Entries from a dataset:
---+---
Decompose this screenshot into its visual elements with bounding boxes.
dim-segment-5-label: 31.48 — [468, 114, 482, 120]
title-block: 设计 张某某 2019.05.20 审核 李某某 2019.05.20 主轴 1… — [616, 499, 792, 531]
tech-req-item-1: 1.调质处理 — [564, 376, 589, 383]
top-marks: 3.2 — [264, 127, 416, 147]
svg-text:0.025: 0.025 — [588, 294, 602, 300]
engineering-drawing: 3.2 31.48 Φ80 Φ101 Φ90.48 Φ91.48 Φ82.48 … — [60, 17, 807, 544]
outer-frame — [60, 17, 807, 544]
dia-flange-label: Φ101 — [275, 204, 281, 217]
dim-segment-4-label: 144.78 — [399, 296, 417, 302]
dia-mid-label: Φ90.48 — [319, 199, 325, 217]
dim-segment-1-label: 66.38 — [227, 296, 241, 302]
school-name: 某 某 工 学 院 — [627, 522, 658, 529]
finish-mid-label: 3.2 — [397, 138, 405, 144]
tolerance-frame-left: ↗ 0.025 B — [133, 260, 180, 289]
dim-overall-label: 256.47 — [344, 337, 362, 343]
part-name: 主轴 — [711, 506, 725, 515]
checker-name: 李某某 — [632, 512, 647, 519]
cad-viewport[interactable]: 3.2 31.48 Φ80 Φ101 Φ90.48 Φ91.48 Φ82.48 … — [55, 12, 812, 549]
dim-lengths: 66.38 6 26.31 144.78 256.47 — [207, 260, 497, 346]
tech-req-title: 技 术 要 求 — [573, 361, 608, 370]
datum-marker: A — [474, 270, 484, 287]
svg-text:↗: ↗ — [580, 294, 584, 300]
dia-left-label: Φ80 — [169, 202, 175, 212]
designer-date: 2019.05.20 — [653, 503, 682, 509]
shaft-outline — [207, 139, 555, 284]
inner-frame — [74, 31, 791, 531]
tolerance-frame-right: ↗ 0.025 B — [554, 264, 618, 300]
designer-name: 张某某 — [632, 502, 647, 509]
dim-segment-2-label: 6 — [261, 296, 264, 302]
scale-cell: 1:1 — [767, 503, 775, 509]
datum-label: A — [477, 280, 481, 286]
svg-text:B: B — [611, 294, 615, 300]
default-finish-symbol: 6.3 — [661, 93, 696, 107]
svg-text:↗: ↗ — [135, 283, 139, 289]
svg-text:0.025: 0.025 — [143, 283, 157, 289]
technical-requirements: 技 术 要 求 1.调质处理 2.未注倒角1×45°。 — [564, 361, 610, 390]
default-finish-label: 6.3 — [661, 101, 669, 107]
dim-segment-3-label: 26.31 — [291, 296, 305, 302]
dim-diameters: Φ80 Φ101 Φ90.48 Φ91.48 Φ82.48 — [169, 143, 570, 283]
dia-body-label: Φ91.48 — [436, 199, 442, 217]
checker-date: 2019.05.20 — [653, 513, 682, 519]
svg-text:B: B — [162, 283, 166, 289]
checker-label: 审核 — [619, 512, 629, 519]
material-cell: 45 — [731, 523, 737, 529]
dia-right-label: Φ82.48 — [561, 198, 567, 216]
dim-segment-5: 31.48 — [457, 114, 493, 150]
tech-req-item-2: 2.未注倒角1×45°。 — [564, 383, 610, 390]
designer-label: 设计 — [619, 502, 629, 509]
---+---
● GOAL
Output all of the data above again, line for line and unchanged.

● THE COMPLETED TASK
Decompose this screenshot into its visual elements with bounding boxes.
dim-segment-5-label: 31.48 — [468, 114, 482, 120]
title-block: 设计 张某某 2019.05.20 审核 李某某 2019.05.20 主轴 1… — [616, 499, 792, 531]
tech-req-item-1: 1.调质处理 — [564, 376, 589, 383]
top-marks: 3.2 — [264, 127, 416, 147]
svg-text:0.025: 0.025 — [588, 294, 602, 300]
engineering-drawing: 3.2 31.48 Φ80 Φ101 Φ90.48 Φ91.48 Φ82.48 … — [60, 17, 807, 544]
outer-frame — [60, 17, 807, 544]
dia-flange-label: Φ101 — [275, 204, 281, 217]
dim-segment-4-label: 144.78 — [399, 296, 417, 302]
dia-mid-label: Φ90.48 — [319, 199, 325, 217]
dim-segment-1-label: 66.38 — [227, 296, 241, 302]
school-name: 某 某 工 学 院 — [627, 522, 658, 529]
finish-mid-label: 3.2 — [397, 138, 405, 144]
tolerance-frame-left: ↗ 0.025 B — [133, 260, 180, 289]
dim-overall-label: 256.47 — [344, 337, 362, 343]
part-name: 主轴 — [711, 506, 725, 515]
checker-name: 李某某 — [632, 512, 647, 519]
cad-viewport[interactable]: 3.2 31.48 Φ80 Φ101 Φ90.48 Φ91.48 Φ82.48 … — [55, 12, 812, 549]
dim-lengths: 66.38 6 26.31 144.78 256.47 — [207, 260, 497, 346]
tech-req-title: 技 术 要 求 — [573, 361, 608, 370]
datum-marker: A — [474, 270, 484, 287]
svg-text:↗: ↗ — [580, 294, 584, 300]
dia-left-label: Φ80 — [169, 202, 175, 212]
designer-date: 2019.05.20 — [653, 503, 682, 509]
shaft-outline — [207, 139, 555, 284]
inner-frame — [74, 31, 791, 531]
tolerance-frame-right: ↗ 0.025 B — [554, 264, 618, 300]
designer-name: 张某某 — [632, 502, 647, 509]
dim-segment-2-label: 6 — [261, 296, 264, 302]
scale-cell: 1:1 — [767, 503, 775, 509]
datum-label: A — [477, 280, 481, 286]
svg-text:B: B — [611, 294, 615, 300]
default-finish-symbol: 6.3 — [661, 93, 696, 107]
svg-text:↗: ↗ — [135, 283, 139, 289]
svg-text:0.025: 0.025 — [143, 283, 157, 289]
technical-requirements: 技 术 要 求 1.调质处理 2.未注倒角1×45°。 — [564, 361, 610, 390]
default-finish-label: 6.3 — [661, 101, 669, 107]
dim-segment-3-label: 26.31 — [291, 296, 305, 302]
dim-diameters: Φ80 Φ101 Φ90.48 Φ91.48 Φ82.48 — [169, 143, 570, 283]
dia-body-label: Φ91.48 — [436, 199, 442, 217]
checker-date: 2019.05.20 — [653, 513, 682, 519]
svg-text:B: B — [162, 283, 166, 289]
checker-label: 审核 — [619, 512, 629, 519]
material-cell: 45 — [731, 523, 737, 529]
dia-right-label: Φ82.48 — [561, 198, 567, 216]
dim-segment-5: 31.48 — [457, 114, 493, 150]
tech-req-item-2: 2.未注倒角1×45°。 — [564, 383, 610, 390]
designer-label: 设计 — [619, 502, 629, 509]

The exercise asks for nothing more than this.